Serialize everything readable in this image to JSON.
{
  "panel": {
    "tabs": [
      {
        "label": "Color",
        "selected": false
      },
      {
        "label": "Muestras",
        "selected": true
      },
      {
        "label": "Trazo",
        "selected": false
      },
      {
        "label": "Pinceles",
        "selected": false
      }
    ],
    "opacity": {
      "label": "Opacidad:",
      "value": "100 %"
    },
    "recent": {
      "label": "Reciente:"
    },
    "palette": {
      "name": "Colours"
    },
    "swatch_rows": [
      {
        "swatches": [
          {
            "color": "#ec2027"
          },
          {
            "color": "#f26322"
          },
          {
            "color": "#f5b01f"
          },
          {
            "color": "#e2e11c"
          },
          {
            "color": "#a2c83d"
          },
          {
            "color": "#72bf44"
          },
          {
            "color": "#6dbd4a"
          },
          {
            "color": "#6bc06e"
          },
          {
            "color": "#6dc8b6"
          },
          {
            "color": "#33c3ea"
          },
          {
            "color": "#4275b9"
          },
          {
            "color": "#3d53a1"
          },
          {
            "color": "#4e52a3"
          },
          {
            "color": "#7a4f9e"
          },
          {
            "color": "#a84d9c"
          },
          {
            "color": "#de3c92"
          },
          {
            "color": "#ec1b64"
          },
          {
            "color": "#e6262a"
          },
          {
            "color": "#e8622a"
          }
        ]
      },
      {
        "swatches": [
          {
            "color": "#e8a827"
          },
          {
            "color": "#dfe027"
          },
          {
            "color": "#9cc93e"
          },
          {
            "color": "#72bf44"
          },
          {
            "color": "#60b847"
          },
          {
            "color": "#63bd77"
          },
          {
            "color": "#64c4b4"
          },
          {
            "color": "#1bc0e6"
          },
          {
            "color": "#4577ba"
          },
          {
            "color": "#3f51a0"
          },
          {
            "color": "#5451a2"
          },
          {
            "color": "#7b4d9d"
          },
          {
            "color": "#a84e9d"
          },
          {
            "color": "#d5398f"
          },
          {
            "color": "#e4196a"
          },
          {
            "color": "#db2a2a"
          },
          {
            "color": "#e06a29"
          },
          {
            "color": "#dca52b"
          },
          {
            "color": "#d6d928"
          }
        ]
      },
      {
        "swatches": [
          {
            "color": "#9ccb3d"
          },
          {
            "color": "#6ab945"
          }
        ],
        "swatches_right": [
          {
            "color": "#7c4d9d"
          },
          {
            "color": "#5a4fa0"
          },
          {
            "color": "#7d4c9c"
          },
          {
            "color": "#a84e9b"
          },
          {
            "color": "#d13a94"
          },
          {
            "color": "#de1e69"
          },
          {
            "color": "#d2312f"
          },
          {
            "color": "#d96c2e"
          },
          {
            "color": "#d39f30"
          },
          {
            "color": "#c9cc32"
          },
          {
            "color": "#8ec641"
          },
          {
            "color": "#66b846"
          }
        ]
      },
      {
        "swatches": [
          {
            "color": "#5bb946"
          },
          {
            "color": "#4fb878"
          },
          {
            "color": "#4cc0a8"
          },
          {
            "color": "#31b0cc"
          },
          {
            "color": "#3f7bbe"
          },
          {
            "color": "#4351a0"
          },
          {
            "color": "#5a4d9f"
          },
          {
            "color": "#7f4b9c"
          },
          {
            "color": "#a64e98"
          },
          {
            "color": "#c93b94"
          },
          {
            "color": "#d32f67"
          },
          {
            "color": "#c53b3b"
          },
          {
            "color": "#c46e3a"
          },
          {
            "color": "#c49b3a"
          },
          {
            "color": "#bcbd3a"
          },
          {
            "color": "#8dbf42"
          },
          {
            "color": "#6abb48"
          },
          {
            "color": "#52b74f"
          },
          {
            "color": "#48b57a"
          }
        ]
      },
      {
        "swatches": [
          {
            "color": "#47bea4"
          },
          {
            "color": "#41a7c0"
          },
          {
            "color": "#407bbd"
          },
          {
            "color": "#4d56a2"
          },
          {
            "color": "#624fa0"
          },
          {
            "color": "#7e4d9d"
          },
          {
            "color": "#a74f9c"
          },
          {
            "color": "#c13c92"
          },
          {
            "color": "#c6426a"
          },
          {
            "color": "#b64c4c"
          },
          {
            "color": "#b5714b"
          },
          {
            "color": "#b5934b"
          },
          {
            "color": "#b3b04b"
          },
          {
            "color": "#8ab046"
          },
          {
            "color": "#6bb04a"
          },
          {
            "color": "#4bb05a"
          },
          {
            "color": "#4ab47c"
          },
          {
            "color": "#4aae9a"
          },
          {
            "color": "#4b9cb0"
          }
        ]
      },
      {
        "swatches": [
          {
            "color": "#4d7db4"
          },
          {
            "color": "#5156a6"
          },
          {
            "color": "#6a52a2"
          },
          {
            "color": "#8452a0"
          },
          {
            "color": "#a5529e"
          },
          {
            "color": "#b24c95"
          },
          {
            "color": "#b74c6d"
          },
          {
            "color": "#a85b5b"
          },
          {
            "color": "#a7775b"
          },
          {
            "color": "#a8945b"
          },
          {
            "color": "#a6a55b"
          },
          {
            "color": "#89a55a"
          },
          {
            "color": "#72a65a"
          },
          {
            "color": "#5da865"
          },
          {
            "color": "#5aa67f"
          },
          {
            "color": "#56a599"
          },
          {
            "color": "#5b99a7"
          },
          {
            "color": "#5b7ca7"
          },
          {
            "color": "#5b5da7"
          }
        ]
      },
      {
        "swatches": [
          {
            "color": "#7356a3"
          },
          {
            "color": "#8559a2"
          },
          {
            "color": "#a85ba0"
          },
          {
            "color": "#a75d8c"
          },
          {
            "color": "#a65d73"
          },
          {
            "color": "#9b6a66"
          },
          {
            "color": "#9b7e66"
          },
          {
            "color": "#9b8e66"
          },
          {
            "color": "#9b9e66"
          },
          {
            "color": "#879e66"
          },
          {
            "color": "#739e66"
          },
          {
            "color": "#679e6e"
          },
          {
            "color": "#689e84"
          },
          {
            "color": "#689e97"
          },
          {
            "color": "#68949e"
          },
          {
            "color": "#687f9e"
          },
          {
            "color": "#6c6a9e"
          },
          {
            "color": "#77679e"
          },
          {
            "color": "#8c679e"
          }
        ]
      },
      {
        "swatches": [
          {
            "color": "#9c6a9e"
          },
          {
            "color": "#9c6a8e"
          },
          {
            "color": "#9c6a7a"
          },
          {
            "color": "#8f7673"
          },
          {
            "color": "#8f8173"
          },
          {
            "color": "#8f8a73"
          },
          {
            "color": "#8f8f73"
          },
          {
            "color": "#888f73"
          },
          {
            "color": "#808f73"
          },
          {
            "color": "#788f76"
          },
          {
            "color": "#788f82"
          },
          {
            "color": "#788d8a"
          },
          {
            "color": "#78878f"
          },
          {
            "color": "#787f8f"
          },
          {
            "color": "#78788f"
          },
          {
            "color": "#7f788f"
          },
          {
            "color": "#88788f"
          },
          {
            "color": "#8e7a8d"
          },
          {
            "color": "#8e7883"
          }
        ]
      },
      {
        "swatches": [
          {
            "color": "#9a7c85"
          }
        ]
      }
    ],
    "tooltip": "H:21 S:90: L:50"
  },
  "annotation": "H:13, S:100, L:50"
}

☆ ☆ ☆

WHAT IS ASKED>
Return the material in full, exactly as shown.

TASK OUTPUT>
Serialize everything readable in this image to JSON.
{
  "panel": {
    "tabs": [
      {
        "label": "Color",
        "selected": false
      },
      {
        "label": "Muestras",
        "selected": true
      },
      {
        "label": "Trazo",
        "selected": false
      },
      {
        "label": "Pinceles",
        "selected": false
      }
    ],
    "opacity": {
      "label": "Opacidad:",
      "value": "100 %"
    },
    "recent": {
      "label": "Reciente:"
    },
    "palette": {
      "name": "Colours"
    },
    "swatch_rows": [
      {
        "swatches": [
          {
            "color": "#ec2027"
          },
          {
            "color": "#f26322"
          },
          {
            "color": "#f5b01f"
          },
          {
            "color": "#e2e11c"
          },
          {
            "color": "#a2c83d"
          },
          {
            "color": "#72bf44"
          },
          {
            "color": "#6dbd4a"
          },
          {
            "color": "#6bc06e"
          },
          {
            "color": "#6dc8b6"
          },
          {
            "color": "#33c3ea"
          },
          {
            "color": "#4275b9"
          },
          {
            "color": "#3d53a1"
          },
          {
            "color": "#4e52a3"
          },
          {
            "color": "#7a4f9e"
          },
          {
            "color": "#a84d9c"
          },
          {
            "color": "#de3c92"
          },
          {
            "color": "#ec1b64"
          },
          {
            "color": "#e6262a"
          },
          {
            "color": "#e8622a"
          }
        ]
      },
      {
        "swatches": [
          {
            "color": "#e8a827"
          },
          {
            "color": "#dfe027"
          },
          {
            "color": "#9cc93e"
          },
          {
            "color": "#72bf44"
          },
          {
            "color": "#60b847"
          },
          {
            "color": "#63bd77"
          },
          {
            "color": "#64c4b4"
          },
          {
            "color": "#1bc0e6"
          },
          {
            "color": "#4577ba"
          },
          {
            "color": "#3f51a0"
          },
          {
            "color": "#5451a2"
          },
          {
            "color": "#7b4d9d"
          },
          {
            "color": "#a84e9d"
          },
          {
            "color": "#d5398f"
          },
          {
            "color": "#e4196a"
          },
          {
            "color": "#db2a2a"
          },
          {
            "color": "#e06a29"
          },
          {
            "color": "#dca52b"
          },
          {
            "color": "#d6d928"
          }
        ]
      },
      {
        "swatches": [
          {
            "color": "#9ccb3d"
          },
          {
            "color": "#6ab945"
          }
        ],
        "swatches_right": [
          {
            "color": "#7c4d9d"
          },
          {
            "color": "#5a4fa0"
          },
          {
            "color": "#7d4c9c"
          },
          {
            "color": "#a84e9b"
          },
          {
            "color": "#d13a94"
          },
          {
            "color": "#de1e69"
          },
          {
            "color": "#d2312f"
          },
          {
            "color": "#d96c2e"
          },
          {
            "color": "#d39f30"
          },
          {
            "color": "#c9cc32"
          },
          {
            "color": "#8ec641"
          },
          {
            "color": "#66b846"
          }
        ]
      },
      {
        "swatches": [
          {
            "color": "#5bb946"
          },
          {
            "color": "#4fb878"
          },
          {
            "color": "#4cc0a8"
          },
          {
            "color": "#31b0cc"
          },
          {
            "color": "#3f7bbe"
          },
          {
            "color": "#4351a0"
          },
          {
            "color": "#5a4d9f"
          },
          {
            "color": "#7f4b9c"
          },
          {
            "color": "#a64e98"
          },
          {
            "color": "#c93b94"
          },
          {
            "color": "#d32f67"
          },
          {
            "color": "#c53b3b"
          },
          {
            "color": "#c46e3a"
          },
          {
            "color": "#c49b3a"
          },
          {
            "color": "#bcbd3a"
          },
          {
            "color": "#8dbf42"
          },
          {
            "color": "#6abb48"
          },
          {
            "color": "#52b74f"
          },
          {
            "color": "#48b57a"
          }
        ]
      },
      {
        "swatches": [
          {
            "color": "#47bea4"
          },
          {
            "color": "#41a7c0"
          },
          {
            "color": "#407bbd"
          },
          {
            "color": "#4d56a2"
          },
          {
            "color": "#624fa0"
          },
          {
            "color": "#7e4d9d"
          },
          {
            "color": "#a74f9c"
          },
          {
            "color": "#c13c92"
          },
          {
            "color": "#c6426a"
          },
          {
            "color": "#b64c4c"
          },
          {
            "color": "#b5714b"
          },
          {
            "color": "#b5934b"
          },
          {
            "color": "#b3b04b"
          },
          {
            "color": "#8ab046"
          },
          {
            "color": "#6bb04a"
          },
          {
            "color": "#4bb05a"
          },
          {
            "color": "#4ab47c"
          },
          {
            "color": "#4aae9a"
          },
          {
            "color": "#4b9cb0"
          }
        ]
      },
      {
        "swatches": [
          {
            "color": "#4d7db4"
          },
          {
            "color": "#5156a6"
          },
          {
            "color": "#6a52a2"
          },
          {
            "color": "#8452a0"
          },
          {
            "color": "#a5529e"
          },
          {
            "color": "#b24c95"
          },
          {
            "color": "#b74c6d"
          },
          {
            "color": "#a85b5b"
          },
          {
            "color": "#a7775b"
          },
          {
            "color": "#a8945b"
          },
          {
            "color": "#a6a55b"
          },
          {
            "color": "#89a55a"
          },
          {
            "color": "#72a65a"
          },
          {
            "color": "#5da865"
          },
          {
            "color": "#5aa67f"
          },
          {
            "color": "#56a599"
          },
          {
            "color": "#5b99a7"
          },
          {
            "color": "#5b7ca7"
          },
          {
            "color": "#5b5da7"
          }
        ]
      },
      {
        "swatches": [
          {
            "color": "#7356a3"
          },
          {
            "color": "#8559a2"
          },
          {
            "color": "#a85ba0"
          },
          {
            "color": "#a75d8c"
          },
          {
            "color": "#a65d73"
          },
          {
            "color": "#9b6a66"
          },
          {
            "color": "#9b7e66"
          },
          {
            "color": "#9b8e66"
          },
          {
            "color": "#9b9e66"
          },
          {
            "color": "#879e66"
          },
          {
            "color": "#739e66"
          },
          {
            "color": "#679e6e"
          },
          {
            "color": "#689e84"
          },
          {
            "color": "#689e97"
          },
          {
            "color": "#68949e"
          },
          {
            "color": "#687f9e"
          },
          {
            "color": "#6c6a9e"
          },
          {
            "color": "#77679e"
          },
          {
            "color": "#8c679e"
          }
        ]
      },
      {
        "swatches": [
          {
            "color": "#9c6a9e"
          },
          {
            "color": "#9c6a8e"
          },
          {
            "color": "#9c6a7a"
          },
          {
            "color": "#8f7673"
          },
          {
            "color": "#8f8173"
          },
          {
            "color": "#8f8a73"
          },
          {
            "color": "#8f8f73"
          },
          {
            "color": "#888f73"
          },
          {
            "color": "#808f73"
          },
          {
            "color": "#788f76"
          },
          {
            "color": "#788f82"
          },
          {
            "color": "#788d8a"
          },
          {
            "color": "#78878f"
          },
          {
            "color": "#787f8f"
          },
          {
            "color": "#78788f"
          },
          {
            "color": "#7f788f"
          },
          {
            "color": "#88788f"
          },
          {
            "color": "#8e7a8d"
          },
          {
            "color": "#8e7883"
          }
        ]
      },
      {
        "swatches": [
          {
            "color": "#9a7c85"
          }
        ]
      }
    ],
    "tooltip": "H:21 S:90: L:50"
  },
  "annotation": "H:13, S:100, L:50"
}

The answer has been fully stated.